SOURCE EXTRACT:
Butternut Squash Harvest Hash

7 Nov

hashiconThis is a recipe that I’ve developed that is perfect for fall, but honestly I make it year-round. It’s super flexible and versatile. You can play around with all sorts of different ingredients, spices, or even herbs. You can even totally change it’s functionality by simply changing the size of the butternut squash chunks. Larger chunks make it more of a side dish, medium chunks make it more like a stuffing, and small chunks make it more like an actual “hash.”

It’s slightly different everytime I make it, but the recipe I share here today is the gist of the protocol I use. I don’t really give measurements because, honestly, I don’t even know them, and they will always change depending on the size of your squash or your personal taste. So please, go out and have fun with it!

WARNING: Your house WILL smell like you’re baking apple pie, which might leave some of your family disappointed (though hopefully, once they taste it, not for long).

hash1INGREDIENTS

  • Fresh butternut squash (you can also use frozen chunks of squash but they will come out a lot mushier. It will still taste good, it just won’t be a chunky hash like the pictures)
  • Apples (Galas are my favorite cooking apple)
  • Fresh sausage (I prefer sweeter sausage, like sweet Italian or a country breakfast style)
  • Nuts (such as walnuts or pecans)
  • Cinnamon
  • Kosher salt
  • Butter

Preheat oven to 350.

WHAT YOU WILL DO:
1: In the squash hash recipe above, rewrite the paragraph beginning "It's slightly different everytime I make it" as a short bulleted list that keeps its main facts.
2: Using the squash hash recipe above, decide whether each statement agrees with it. Answer yes or no and quote the deciding words.
(a) Frozen squash chunks will turn out mushier than fresh.
(b) Small squash chunks make the dish more of a side dish.
(c) The oven is preheated to 400.

PROVIDED MATERIAL:
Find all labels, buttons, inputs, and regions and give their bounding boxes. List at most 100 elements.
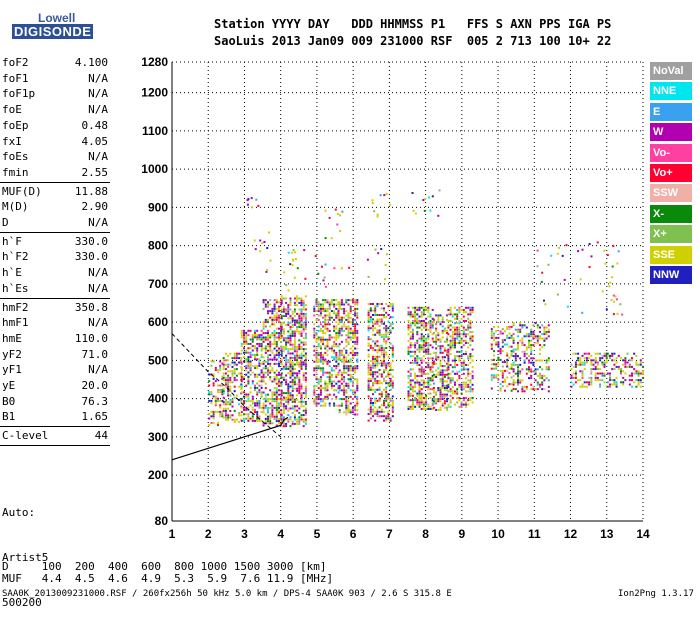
echo-point: [302, 326, 305, 329]
echo-point: [293, 422, 296, 425]
echo-point: [267, 345, 269, 348]
echo-point: [449, 335, 452, 338]
echo-point: [282, 376, 285, 379]
echo-point: [278, 327, 280, 330]
param-value: 4.05: [81, 134, 109, 148]
echo-point: [260, 393, 263, 396]
echo-point: [416, 331, 419, 333]
echo-point: [280, 392, 283, 395]
param-label: h`F: [2, 234, 22, 248]
echo-point: [333, 305, 336, 308]
echo-point: [227, 376, 230, 379]
param-label: fmin: [2, 165, 29, 179]
echo-point: [351, 318, 354, 321]
echo-point: [267, 358, 269, 361]
echo-point: [343, 367, 346, 370]
echo-point: [254, 408, 256, 411]
echo-point: [372, 364, 374, 367]
echo-point: [285, 308, 288, 311]
echo-point: [275, 387, 278, 390]
echo-point: [280, 321, 283, 324]
echo-point: [258, 415, 261, 418]
echo-point: [422, 401, 425, 404]
echo-point: [251, 400, 254, 403]
echo-point: [287, 387, 290, 390]
echo-point: [300, 400, 303, 403]
echo-point: [262, 327, 265, 330]
echo-point: [532, 330, 535, 333]
param-label: yE: [2, 379, 16, 392]
echo-point: [387, 331, 390, 334]
echo-point: [269, 299, 272, 302]
echo-point: [335, 395, 338, 398]
echo-point: [273, 318, 276, 321]
echo-point: [278, 393, 280, 396]
echo-point: [345, 398, 348, 401]
echo-point: [367, 419, 370, 422]
echo-point: [280, 345, 283, 348]
echo-point: [517, 344, 519, 347]
echo-point: [256, 351, 259, 354]
echo-point: [409, 350, 412, 353]
echo-point: [443, 393, 446, 396]
echo-point: [253, 239, 256, 242]
echo-point: [435, 351, 438, 354]
echo-point: [443, 389, 446, 392]
echo-point: [273, 299, 276, 302]
echo-point: [210, 393, 213, 396]
echo-point: [280, 416, 283, 419]
echo-point: [267, 409, 269, 412]
echo-point: [530, 368, 533, 371]
echo-point: [601, 363, 604, 366]
echo-point: [609, 354, 611, 357]
echo-point: [508, 372, 511, 375]
echo-point: [416, 342, 419, 344]
echo-point: [254, 364, 256, 367]
echo-point: [383, 347, 385, 349]
echo-point: [391, 347, 394, 349]
echo-point: [278, 389, 280, 392]
echo-point: [425, 361, 428, 364]
echo-point: [422, 335, 425, 338]
echo-point: [501, 341, 504, 344]
echo-point: [324, 360, 327, 363]
echo-point: [635, 354, 638, 357]
echo-point: [411, 350, 414, 353]
echo-point: [319, 312, 322, 315]
echo-point: [273, 400, 276, 403]
echo-point: [407, 392, 410, 395]
echo-point: [268, 231, 270, 234]
echo-point: [264, 338, 267, 341]
echo-point: [447, 348, 450, 351]
echo-point: [354, 413, 357, 416]
echo-point: [416, 364, 419, 366]
echo-point: [465, 320, 467, 322]
echo-point: [293, 378, 296, 381]
echo-point: [462, 366, 465, 369]
echo-point: [454, 317, 456, 320]
echo-point: [354, 389, 357, 392]
echo-point: [304, 385, 307, 388]
echo-point: [287, 339, 290, 342]
echo-point: [374, 314, 377, 316]
param-label: D: [2, 216, 9, 229]
echo-point: [493, 354, 495, 357]
echo-point: [385, 393, 388, 396]
echo-point: [349, 411, 352, 414]
param-value: 350.8: [74, 300, 108, 314]
echo-point: [471, 348, 474, 351]
echo-point: [245, 334, 248, 337]
echo-point: [606, 372, 609, 375]
echo-point: [437, 345, 440, 348]
echo-point: [585, 381, 588, 384]
echo-point: [280, 373, 283, 376]
echo-point: [245, 369, 248, 372]
echo-point: [264, 400, 267, 403]
echo-point: [322, 367, 325, 370]
echo-point: [240, 375, 243, 378]
echo-point: [601, 374, 604, 377]
echo-point: [596, 352, 599, 355]
echo-point: [418, 368, 421, 371]
param-label: foF1p: [2, 87, 36, 101]
echo-point: [411, 313, 414, 316]
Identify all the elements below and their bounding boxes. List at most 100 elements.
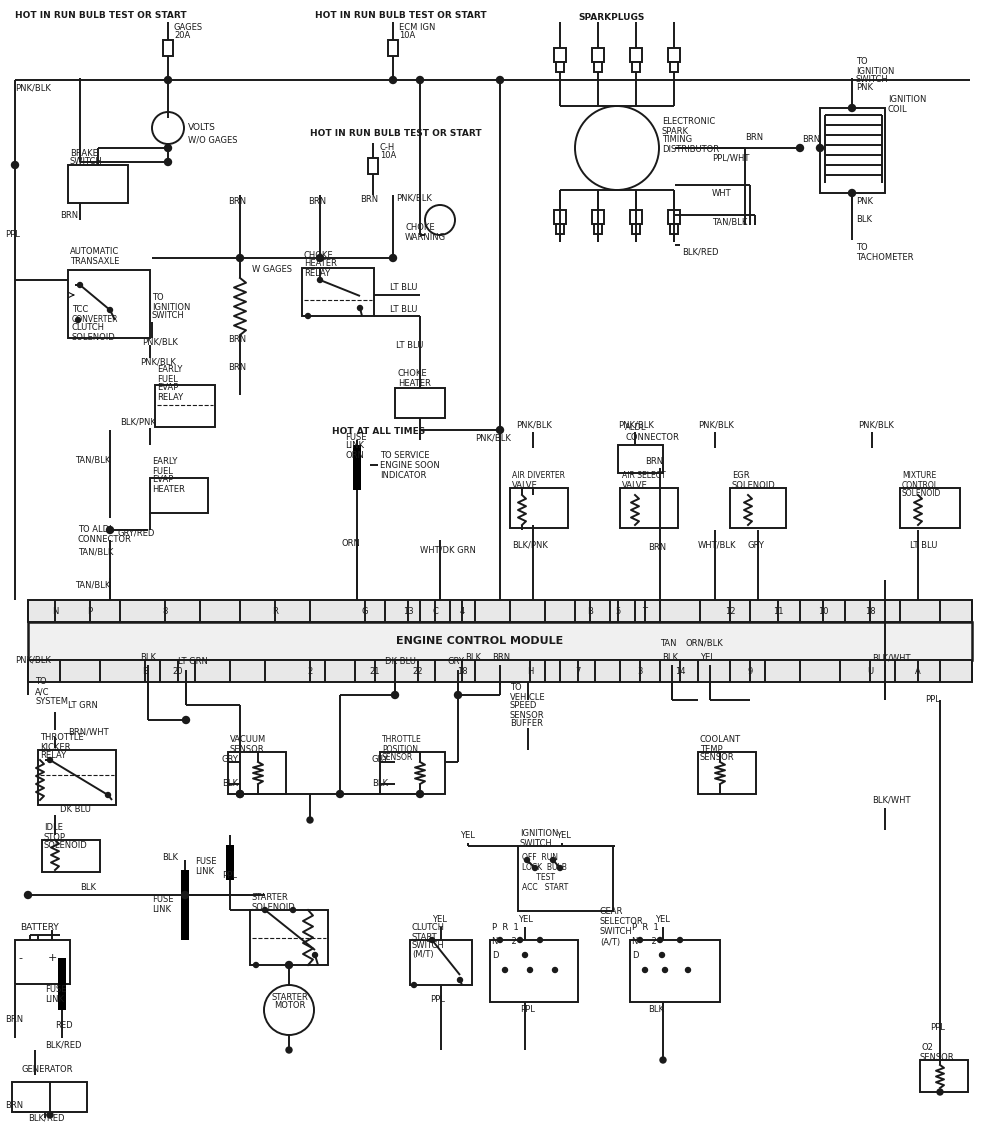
Text: TCC: TCC	[72, 305, 88, 315]
Text: 2: 2	[307, 667, 313, 675]
Text: ECM IGN: ECM IGN	[399, 23, 435, 32]
Text: BLK: BLK	[222, 779, 238, 789]
Text: GRY: GRY	[448, 658, 465, 667]
Circle shape	[182, 716, 190, 723]
Circle shape	[306, 313, 310, 318]
Text: HEATER: HEATER	[398, 379, 431, 388]
Bar	[353, 445, 361, 490]
Text: EARLY: EARLY	[152, 458, 177, 466]
Text: HOT IN RUN BULB TEST OR START: HOT IN RUN BULB TEST OR START	[15, 11, 187, 21]
Bar	[554, 210, 566, 224]
Circle shape	[638, 938, 642, 943]
Circle shape	[182, 892, 188, 899]
Text: BLK: BLK	[648, 1006, 664, 1015]
Text: VACUUM: VACUUM	[230, 736, 266, 745]
Text: -: -	[18, 953, 22, 963]
Circle shape	[686, 968, 690, 972]
Text: TRANSAXLE: TRANSAXLE	[70, 256, 119, 265]
Text: LT BLU: LT BLU	[390, 304, 417, 313]
Text: SOLENOID: SOLENOID	[252, 902, 296, 912]
Bar	[226, 845, 234, 881]
Text: C-H: C-H	[380, 144, 395, 153]
Circle shape	[496, 77, 504, 84]
Circle shape	[392, 691, 398, 698]
Text: H: H	[527, 667, 533, 675]
Text: PNK/BLK: PNK/BLK	[516, 420, 552, 429]
Text: PNK/BLK: PNK/BLK	[15, 84, 51, 93]
Circle shape	[106, 792, 110, 798]
Text: CLUTCH: CLUTCH	[412, 923, 445, 932]
Bar	[28, 622, 972, 660]
Text: (M/T): (M/T)	[412, 951, 434, 960]
Text: TAN/BLK: TAN/BLK	[75, 456, 110, 465]
Text: BRN: BRN	[5, 1101, 23, 1109]
Bar	[368, 158, 378, 174]
Text: LT GRN: LT GRN	[68, 700, 98, 709]
Circle shape	[528, 968, 532, 972]
Bar	[155, 385, 215, 427]
Bar	[15, 940, 70, 984]
Bar	[181, 870, 189, 940]
Circle shape	[575, 106, 659, 191]
Text: SWITCH: SWITCH	[856, 76, 889, 85]
Text: D: D	[632, 952, 639, 961]
Text: SWITCH: SWITCH	[600, 928, 633, 937]
Bar	[42, 840, 100, 872]
Text: SOLENOID: SOLENOID	[44, 841, 88, 851]
Text: SPARKPLUGS: SPARKPLUGS	[578, 14, 644, 23]
Text: 22: 22	[413, 667, 423, 675]
Bar	[410, 940, 472, 985]
Circle shape	[937, 1089, 943, 1095]
Text: PNK/BLK: PNK/BLK	[618, 420, 654, 429]
Text: WARNING: WARNING	[405, 233, 446, 241]
Text: PNK/BLK: PNK/BLK	[396, 194, 432, 202]
Text: FUSE: FUSE	[195, 858, 216, 867]
Circle shape	[848, 189, 856, 196]
Text: SPARK: SPARK	[662, 126, 689, 135]
Circle shape	[264, 985, 314, 1035]
Circle shape	[558, 866, 562, 870]
Text: PNK/BLK: PNK/BLK	[698, 420, 734, 429]
Bar	[820, 108, 885, 193]
Bar	[592, 210, 604, 224]
Circle shape	[522, 953, 528, 957]
Text: EVAP: EVAP	[152, 475, 173, 484]
Text: POSITION: POSITION	[382, 745, 418, 753]
Circle shape	[78, 282, 82, 287]
Text: N     2: N 2	[492, 938, 517, 946]
Circle shape	[290, 908, 296, 913]
Circle shape	[312, 953, 318, 957]
Text: SWITCH: SWITCH	[70, 157, 103, 166]
Circle shape	[106, 527, 114, 534]
Circle shape	[47, 1112, 53, 1118]
Text: YEL: YEL	[518, 915, 533, 924]
Bar	[518, 846, 613, 912]
Text: TO SERVICE: TO SERVICE	[380, 450, 430, 459]
Circle shape	[316, 255, 324, 262]
Text: BUFFER: BUFFER	[510, 720, 543, 729]
Text: BLK/PNK: BLK/PNK	[120, 418, 156, 427]
Text: LOCK  BULB: LOCK BULB	[522, 863, 567, 872]
Text: START: START	[412, 932, 438, 941]
Text: FUSE: FUSE	[345, 433, 366, 442]
Text: BRN/WHT: BRN/WHT	[68, 728, 109, 737]
Text: BRN: BRN	[745, 133, 763, 142]
Text: CONNECTOR: CONNECTOR	[78, 535, 132, 543]
Bar	[395, 388, 445, 418]
Text: D: D	[492, 952, 498, 961]
Bar	[302, 267, 374, 316]
Text: HEATER: HEATER	[304, 259, 337, 269]
Text: 11: 11	[773, 606, 783, 615]
Bar	[594, 62, 602, 72]
Text: TO: TO	[152, 294, 164, 303]
Bar	[28, 660, 972, 682]
Bar	[58, 957, 66, 1010]
Text: SOLENOID: SOLENOID	[72, 333, 116, 341]
Circle shape	[12, 162, 18, 169]
Circle shape	[662, 968, 668, 972]
Text: TO: TO	[35, 677, 47, 687]
Text: TO: TO	[510, 683, 522, 692]
Text: BLK: BLK	[465, 653, 481, 662]
Text: SOLENOID: SOLENOID	[732, 481, 776, 489]
Text: 10: 10	[818, 606, 828, 615]
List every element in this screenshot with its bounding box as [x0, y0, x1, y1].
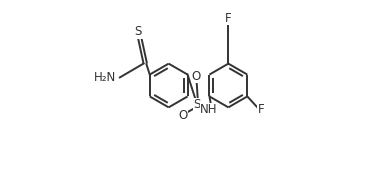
Text: F: F	[258, 103, 264, 116]
Text: S: S	[135, 25, 142, 38]
Text: S: S	[194, 98, 201, 111]
Text: O: O	[192, 70, 201, 83]
Text: NH: NH	[200, 103, 218, 116]
Text: H₂N: H₂N	[93, 71, 116, 84]
Text: F: F	[225, 12, 232, 25]
Text: O: O	[178, 109, 188, 122]
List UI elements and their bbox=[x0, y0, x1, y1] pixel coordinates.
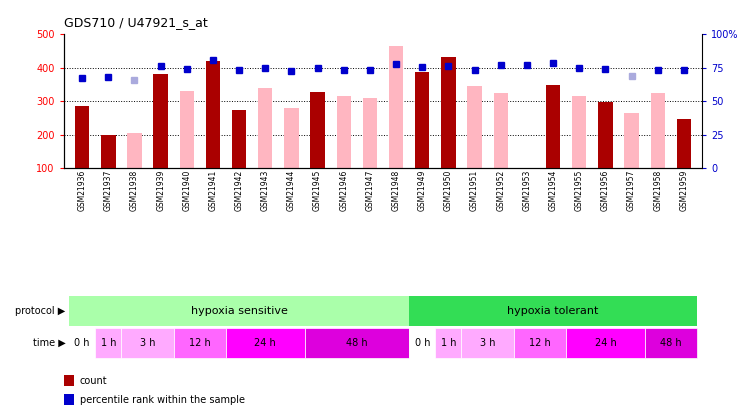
Bar bbox=[101, 134, 116, 168]
Bar bbox=[75, 106, 89, 168]
Bar bbox=[284, 108, 299, 168]
Bar bbox=[232, 110, 246, 168]
Bar bbox=[572, 96, 587, 168]
Text: 3 h: 3 h bbox=[140, 338, 155, 348]
Text: 0 h: 0 h bbox=[415, 338, 430, 348]
Bar bbox=[389, 46, 403, 168]
Bar bbox=[467, 86, 482, 168]
Text: hypoxia sensitive: hypoxia sensitive bbox=[191, 306, 288, 316]
Bar bbox=[258, 88, 273, 168]
Bar bbox=[206, 61, 220, 168]
Text: 1 h: 1 h bbox=[101, 338, 116, 348]
Bar bbox=[310, 92, 324, 168]
Text: protocol ▶: protocol ▶ bbox=[15, 306, 65, 316]
Text: 12 h: 12 h bbox=[529, 338, 550, 348]
Bar bbox=[677, 119, 691, 168]
Text: 3 h: 3 h bbox=[480, 338, 496, 348]
Bar bbox=[153, 74, 167, 168]
Text: GDS710 / U47921_s_at: GDS710 / U47921_s_at bbox=[64, 16, 207, 29]
Text: 1 h: 1 h bbox=[441, 338, 456, 348]
Text: time ▶: time ▶ bbox=[32, 338, 65, 348]
Bar bbox=[336, 96, 351, 168]
Text: 12 h: 12 h bbox=[189, 338, 211, 348]
Bar bbox=[179, 91, 194, 168]
Text: hypoxia tolerant: hypoxia tolerant bbox=[508, 306, 599, 316]
Text: count: count bbox=[80, 376, 107, 386]
Text: 24 h: 24 h bbox=[595, 338, 617, 348]
Text: 24 h: 24 h bbox=[255, 338, 276, 348]
Text: 48 h: 48 h bbox=[660, 338, 682, 348]
Bar bbox=[650, 93, 665, 168]
Bar bbox=[493, 93, 508, 168]
Bar bbox=[442, 57, 456, 168]
Bar bbox=[127, 133, 142, 168]
Text: 48 h: 48 h bbox=[346, 338, 368, 348]
Bar bbox=[546, 85, 560, 168]
Bar bbox=[624, 113, 639, 168]
Bar bbox=[363, 98, 377, 168]
Text: percentile rank within the sample: percentile rank within the sample bbox=[80, 395, 245, 405]
Bar bbox=[415, 72, 430, 168]
Text: 0 h: 0 h bbox=[74, 338, 90, 348]
Bar bbox=[599, 102, 613, 168]
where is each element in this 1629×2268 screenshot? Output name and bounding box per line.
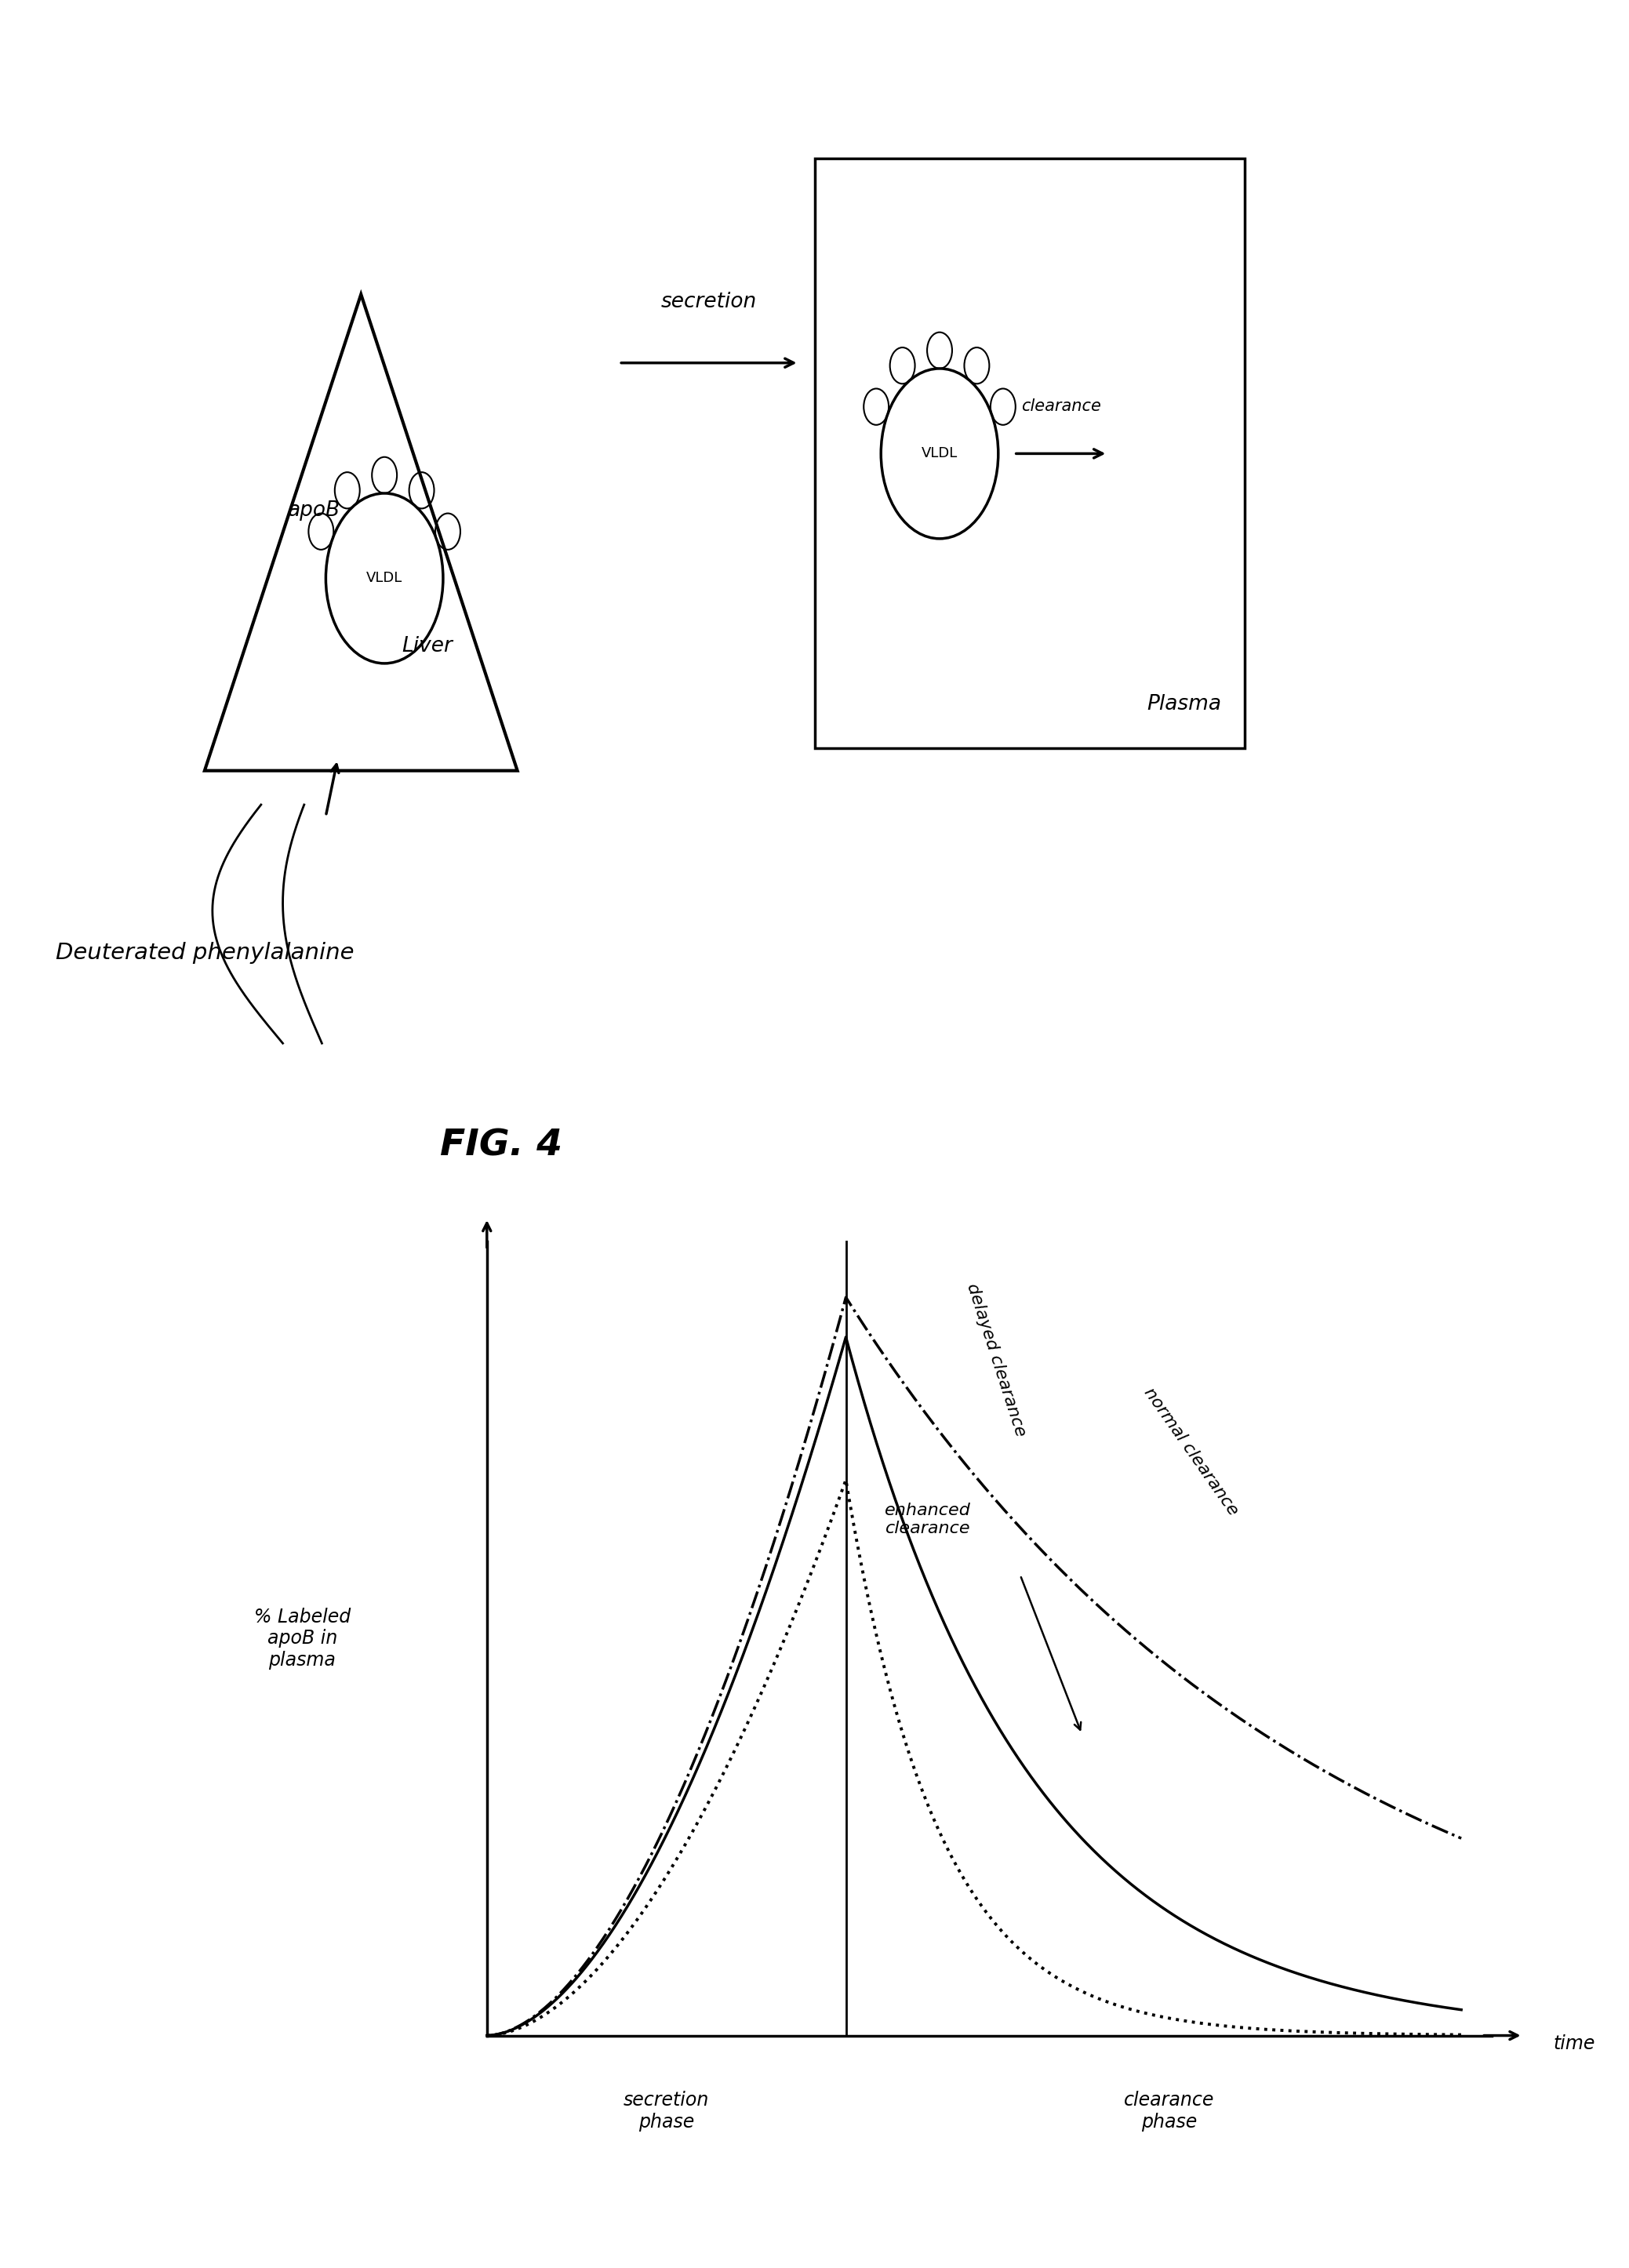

TASK-BY-TASK SOLUTIONS:
1:
- The recipe changes slightly each time; this version is the basic method.
- No measurements are given because the writer doesn't know them.
- Amounts depend on the size of the squash and personal taste.
- Readers are encouraged to have fun with it.

2:
(a) Yes: "you can also use frozen chunks of squash but they will come out a lot mushier"
(b) No: "Larger chunks make it more of a side dish"
(c) No: "Preheat oven to 350."